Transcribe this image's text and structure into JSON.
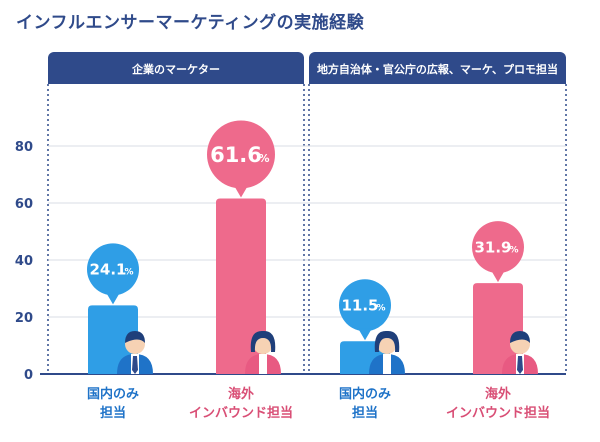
{
  "title": "インフルエンサーマーケティングの実施経験",
  "colors": {
    "header": "#2f4a8a",
    "blue_bar": "#2f9ee6",
    "blue_dark": "#1f73c8",
    "pink_bar": "#ee6a8c",
    "pink_dark": "#d94f76",
    "grid": "#d8dde6",
    "axis": "#2f4a8a"
  },
  "chart_data": {
    "type": "bar",
    "title": "インフルエンサーマーケティングの実施経験",
    "ylim": [
      0,
      80
    ],
    "yticks": [
      "0",
      "20",
      "40",
      "60",
      "80"
    ],
    "groups": [
      {
        "name": "企業のマーケター",
        "bars": [
          {
            "label_line1": "国内のみ",
            "label_line2": "担当",
            "value": 24.1,
            "value_text": "24.1",
            "unit": "%",
            "color": "blue",
            "figure": "male-icon"
          },
          {
            "label_line1": "海外",
            "label_line2": "インバウンド担当",
            "value": 61.6,
            "value_text": "61.6",
            "unit": "%",
            "color": "pink",
            "figure": "female-icon"
          }
        ]
      },
      {
        "name": "地方自治体・官公庁の広報、マーケ、プロモ担当",
        "bars": [
          {
            "label_line1": "国内のみ",
            "label_line2": "担当",
            "value": 11.5,
            "value_text": "11.5",
            "unit": "%",
            "color": "blue",
            "figure": "female-icon"
          },
          {
            "label_line1": "海外",
            "label_line2": "インバウンド担当",
            "value": 31.9,
            "value_text": "31.9",
            "unit": "%",
            "color": "pink",
            "figure": "male-icon"
          }
        ]
      }
    ]
  }
}
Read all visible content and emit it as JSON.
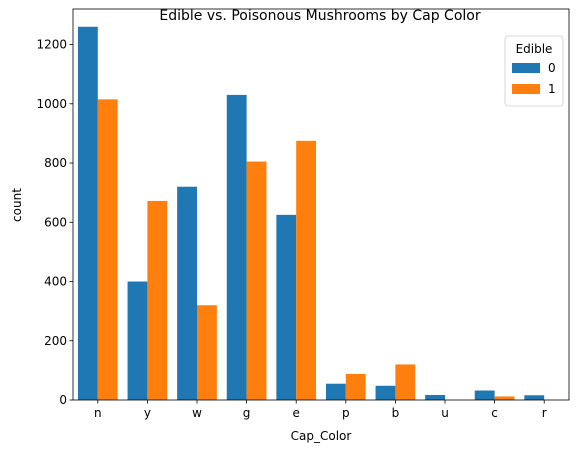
{
  "chart_data": {
    "type": "bar",
    "title": "Edible vs. Poisonous Mushrooms by Cap Color",
    "xlabel": "Cap_Color",
    "ylabel": "count",
    "categories": [
      "n",
      "y",
      "w",
      "g",
      "e",
      "p",
      "b",
      "u",
      "c",
      "r"
    ],
    "series": [
      {
        "name": "0",
        "color": "#1f77b4",
        "values": [
          1260,
          400,
          720,
          1030,
          625,
          55,
          48,
          17,
          32,
          16
        ]
      },
      {
        "name": "1",
        "color": "#ff7f0e",
        "values": [
          1015,
          672,
          320,
          805,
          875,
          88,
          120,
          0,
          12,
          0
        ]
      }
    ],
    "ylim": [
      0,
      1320
    ],
    "yticks": [
      0,
      200,
      400,
      600,
      800,
      1000,
      1200
    ],
    "legend": {
      "title": "Edible",
      "placement": "top-right"
    },
    "grid": false
  }
}
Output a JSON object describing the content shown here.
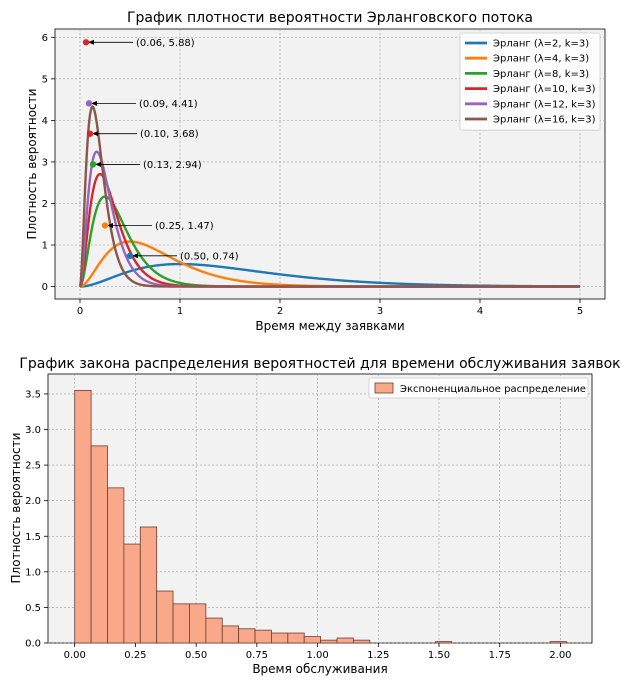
{
  "chart_data": [
    {
      "type": "line",
      "title": "График плотности вероятности Эрланговского потока",
      "xlabel": "Время между заявками",
      "ylabel": "Плотность вероятности",
      "xlim": [
        -0.25,
        5.25
      ],
      "ylim": [
        -0.3,
        6.2
      ],
      "xticks": [
        "0",
        "1",
        "2",
        "3",
        "4",
        "5"
      ],
      "yticks": [
        "0",
        "1",
        "2",
        "3",
        "4",
        "5",
        "6"
      ],
      "grid": true,
      "legend_position": "top-right",
      "k": 3,
      "series": [
        {
          "name": "Эрланг (λ=2, k=3)",
          "lambda": 2,
          "color": "#1f77b4"
        },
        {
          "name": "Эрланг (λ=4, k=3)",
          "lambda": 4,
          "color": "#ff7f0e"
        },
        {
          "name": "Эрланг (λ=8, k=3)",
          "lambda": 8,
          "color": "#2ca02c"
        },
        {
          "name": "Эрланг (λ=10, k=3)",
          "lambda": 10,
          "color": "#d62728"
        },
        {
          "name": "Эрланг (λ=12, k=3)",
          "lambda": 12,
          "color": "#9467bd"
        },
        {
          "name": "Эрланг (λ=16, k=3)",
          "lambda": 16,
          "color": "#8c564b"
        }
      ],
      "annotations": [
        {
          "x": 0.5,
          "y": 0.74,
          "text": "(0.50, 0.74)",
          "color": "#1f77b4"
        },
        {
          "x": 0.25,
          "y": 1.47,
          "text": "(0.25, 1.47)",
          "color": "#ff7f0e"
        },
        {
          "x": 0.13,
          "y": 2.94,
          "text": "(0.13, 2.94)",
          "color": "#2ca02c"
        },
        {
          "x": 0.1,
          "y": 3.68,
          "text": "(0.10, 3.68)",
          "color": "#d62728"
        },
        {
          "x": 0.09,
          "y": 4.41,
          "text": "(0.09, 4.41)",
          "color": "#9467bd"
        },
        {
          "x": 0.06,
          "y": 5.88,
          "text": "(0.06, 5.88)",
          "color": "#d62728"
        }
      ]
    },
    {
      "type": "bar",
      "title": "График закона распределения вероятностей для времени обслуживания заявок",
      "xlabel": "Время обслуживания",
      "ylabel": "Плотность вероятности",
      "xlim": [
        -0.11,
        2.13
      ],
      "ylim": [
        0,
        3.78
      ],
      "xticks": [
        "0.00",
        "0.25",
        "0.50",
        "0.75",
        "1.00",
        "1.25",
        "1.50",
        "1.75",
        "2.00"
      ],
      "yticks": [
        "0.0",
        "0.5",
        "1.0",
        "1.5",
        "2.0",
        "2.5",
        "3.0",
        "3.5"
      ],
      "grid": true,
      "legend_position": "top-right",
      "series_name": "Экспоненциальное распределение",
      "bar_color": "#f9a88a",
      "edge_color": "#6b3e31",
      "bin_width": 0.0675,
      "bin_start": 0.0,
      "values": [
        3.55,
        2.77,
        2.18,
        1.39,
        1.63,
        0.73,
        0.55,
        0.55,
        0.35,
        0.24,
        0.2,
        0.18,
        0.14,
        0.14,
        0.09,
        0.04,
        0.07,
        0.04,
        0.0,
        0.0,
        0.0,
        0.0,
        0.02,
        0.0,
        0.0,
        0.0,
        0.0,
        0.0,
        0.0,
        0.02
      ]
    }
  ]
}
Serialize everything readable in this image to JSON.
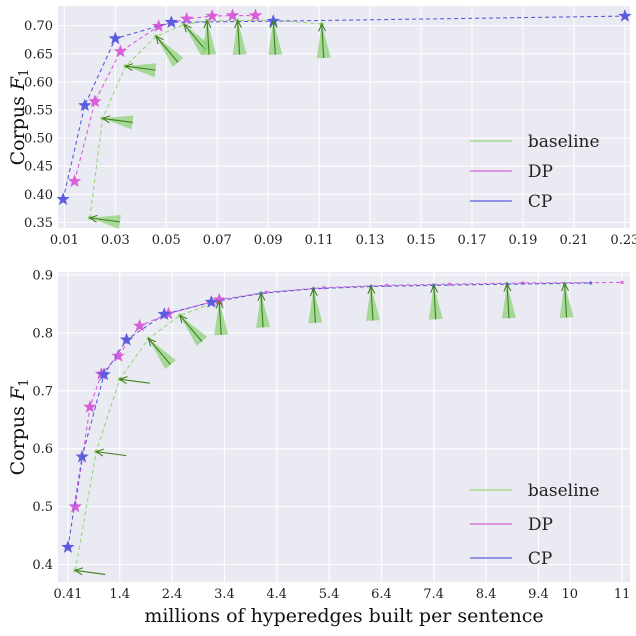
{
  "colors": {
    "baseline": "#99d67a",
    "DP": "#d95fd9",
    "CP": "#5c5ce0",
    "arrow": "#3f7f1f",
    "wedge": "#8fd27a"
  },
  "chart_data": [
    {
      "type": "line",
      "ylabel_text": "Corpus ",
      "ylabel_sym": "F",
      "ylabel_sub": "1",
      "xlabel": "",
      "xlim": [
        0.0075,
        0.232
      ],
      "ylim": [
        0.34,
        0.735
      ],
      "xticks": [
        0.01,
        0.03,
        0.05,
        0.07,
        0.09,
        0.11,
        0.13,
        0.15,
        0.17,
        0.19,
        0.21,
        0.23
      ],
      "xtick_labels": [
        "0.01",
        "0.03",
        "0.05",
        "0.07",
        "0.09",
        "0.11",
        "0.13",
        "0.15",
        "0.17",
        "0.19",
        "0.21",
        "0.23"
      ],
      "yticks": [
        0.35,
        0.4,
        0.45,
        0.5,
        0.55,
        0.6,
        0.65,
        0.7
      ],
      "ytick_labels": [
        "0.35",
        "0.40",
        "0.45",
        "0.50",
        "0.55",
        "0.60",
        "0.65",
        "0.70"
      ],
      "legend": "lower-right",
      "grid": true,
      "series": [
        {
          "name": "baseline",
          "x": [
            0.02,
            0.025,
            0.034,
            0.046,
            0.057,
            0.066,
            0.078,
            0.092,
            0.111
          ],
          "y": [
            0.358,
            0.535,
            0.628,
            0.681,
            0.702,
            0.709,
            0.709,
            0.71,
            0.703
          ]
        },
        {
          "name": "DP",
          "x": [
            0.014,
            0.022,
            0.032,
            0.047,
            0.058,
            0.068,
            0.076,
            0.085
          ],
          "y": [
            0.423,
            0.565,
            0.654,
            0.699,
            0.712,
            0.717,
            0.718,
            0.718
          ]
        },
        {
          "name": "CP",
          "x": [
            0.0095,
            0.018,
            0.03,
            0.052,
            0.092,
            0.23
          ],
          "y": [
            0.391,
            0.558,
            0.677,
            0.706,
            0.708,
            0.717
          ]
        }
      ],
      "arrows": [
        {
          "x": 0.02,
          "y": 0.358,
          "dir": "left"
        },
        {
          "x": 0.025,
          "y": 0.535,
          "dir": "left"
        },
        {
          "x": 0.034,
          "y": 0.628,
          "dir": "left"
        },
        {
          "x": 0.046,
          "y": 0.681,
          "dir": "up-left"
        },
        {
          "x": 0.057,
          "y": 0.702,
          "dir": "up-left"
        },
        {
          "x": 0.066,
          "y": 0.709,
          "dir": "up"
        },
        {
          "x": 0.078,
          "y": 0.709,
          "dir": "up"
        },
        {
          "x": 0.092,
          "y": 0.709,
          "dir": "up"
        },
        {
          "x": 0.111,
          "y": 0.703,
          "dir": "up"
        }
      ]
    },
    {
      "type": "line",
      "ylabel_text": "Corpus ",
      "ylabel_sym": "F",
      "ylabel_sub": "1",
      "xlabel": "millions of hyperedges built per sentence",
      "xlim": [
        0.22,
        11.15
      ],
      "ylim": [
        0.37,
        0.905
      ],
      "xticks": [
        0.41,
        1.4,
        2.4,
        3.4,
        4.4,
        5.4,
        6.4,
        7.4,
        8.4,
        9.4,
        10,
        11
      ],
      "xtick_labels": [
        "0.41",
        "1.4",
        "2.4",
        "3.4",
        "4.4",
        "5.4",
        "6.4",
        "7.4",
        "8.4",
        "9.4",
        "10",
        "11"
      ],
      "yticks": [
        0.4,
        0.5,
        0.6,
        0.7,
        0.8,
        0.9
      ],
      "ytick_labels": [
        "0.4",
        "0.5",
        "0.6",
        "0.7",
        "0.8",
        "0.9"
      ],
      "legend": "lower-right",
      "grid": true,
      "series": [
        {
          "name": "baseline",
          "x": [
            0.55,
            0.95,
            1.4,
            1.95,
            2.55,
            3.3,
            4.1,
            5.1,
            6.2,
            7.4,
            8.8,
            9.9
          ],
          "y": [
            0.39,
            0.595,
            0.72,
            0.79,
            0.83,
            0.855,
            0.868,
            0.876,
            0.88,
            0.882,
            0.884,
            0.885
          ]
        },
        {
          "name": "DP",
          "x": [
            0.55,
            0.83,
            1.05,
            1.37,
            1.78,
            2.33,
            3.3,
            4.2,
            5.3,
            6.5,
            7.7,
            9.1,
            11.0
          ],
          "y": [
            0.5,
            0.672,
            0.729,
            0.76,
            0.812,
            0.833,
            0.857,
            0.87,
            0.878,
            0.882,
            0.884,
            0.886,
            0.887
          ]
        },
        {
          "name": "CP",
          "x": [
            0.41,
            0.68,
            1.1,
            1.53,
            2.25,
            3.15,
            4.1,
            5.1,
            6.2,
            7.4,
            8.8,
            10.4
          ],
          "y": [
            0.43,
            0.586,
            0.728,
            0.788,
            0.832,
            0.853,
            0.868,
            0.876,
            0.88,
            0.882,
            0.884,
            0.886
          ]
        }
      ],
      "arrows": [
        {
          "x": 0.55,
          "y": 0.39,
          "dir": "left"
        },
        {
          "x": 0.95,
          "y": 0.595,
          "dir": "left"
        },
        {
          "x": 1.4,
          "y": 0.72,
          "dir": "left"
        },
        {
          "x": 1.95,
          "y": 0.79,
          "dir": "up-left"
        },
        {
          "x": 2.55,
          "y": 0.83,
          "dir": "up-left"
        },
        {
          "x": 3.3,
          "y": 0.855,
          "dir": "up"
        },
        {
          "x": 4.1,
          "y": 0.868,
          "dir": "up"
        },
        {
          "x": 5.1,
          "y": 0.876,
          "dir": "up"
        },
        {
          "x": 6.2,
          "y": 0.88,
          "dir": "up"
        },
        {
          "x": 7.4,
          "y": 0.882,
          "dir": "up"
        },
        {
          "x": 8.8,
          "y": 0.884,
          "dir": "up"
        },
        {
          "x": 9.9,
          "y": 0.885,
          "dir": "up"
        }
      ]
    }
  ]
}
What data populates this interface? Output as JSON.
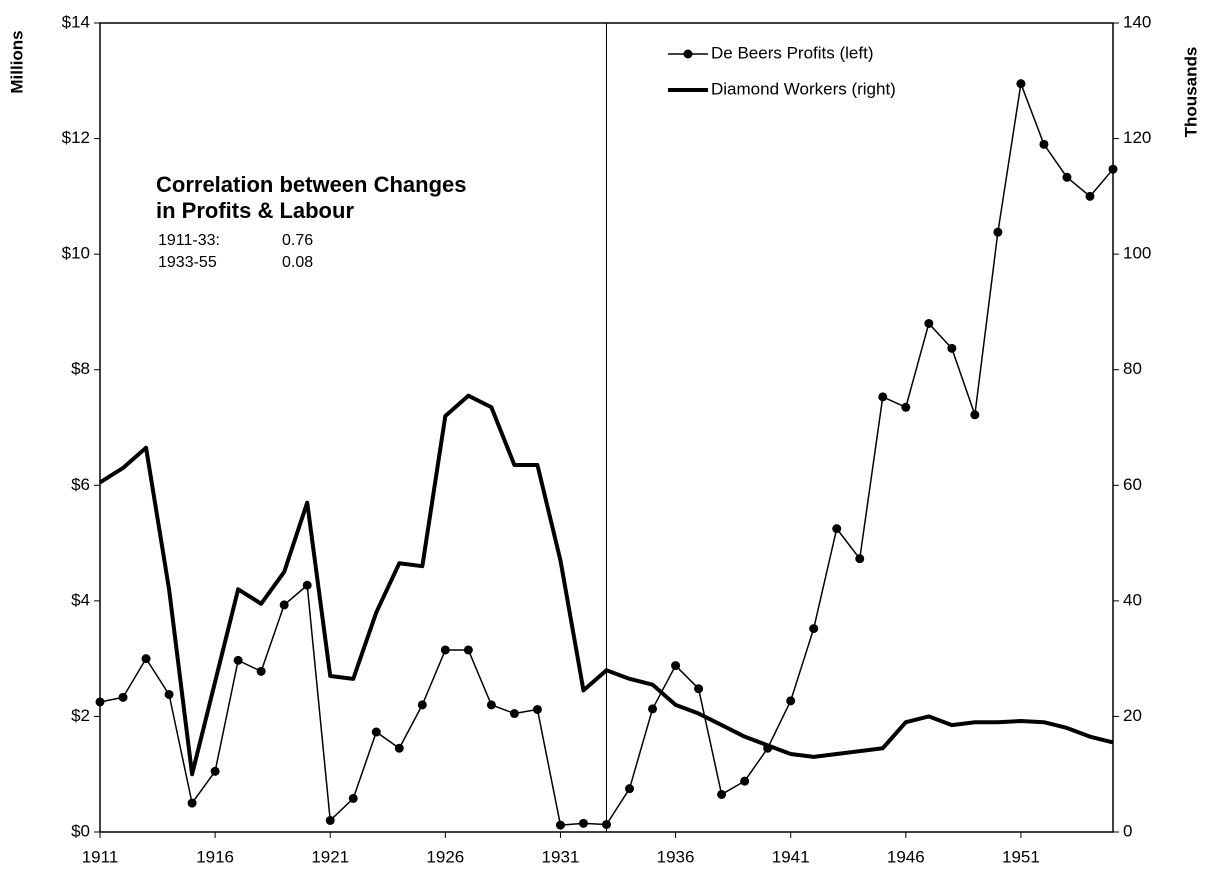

- _Stated goal_:
In the listing above, how many lines hold the word "lambda"? Give the number and nothing more.

- _Finished task_:
6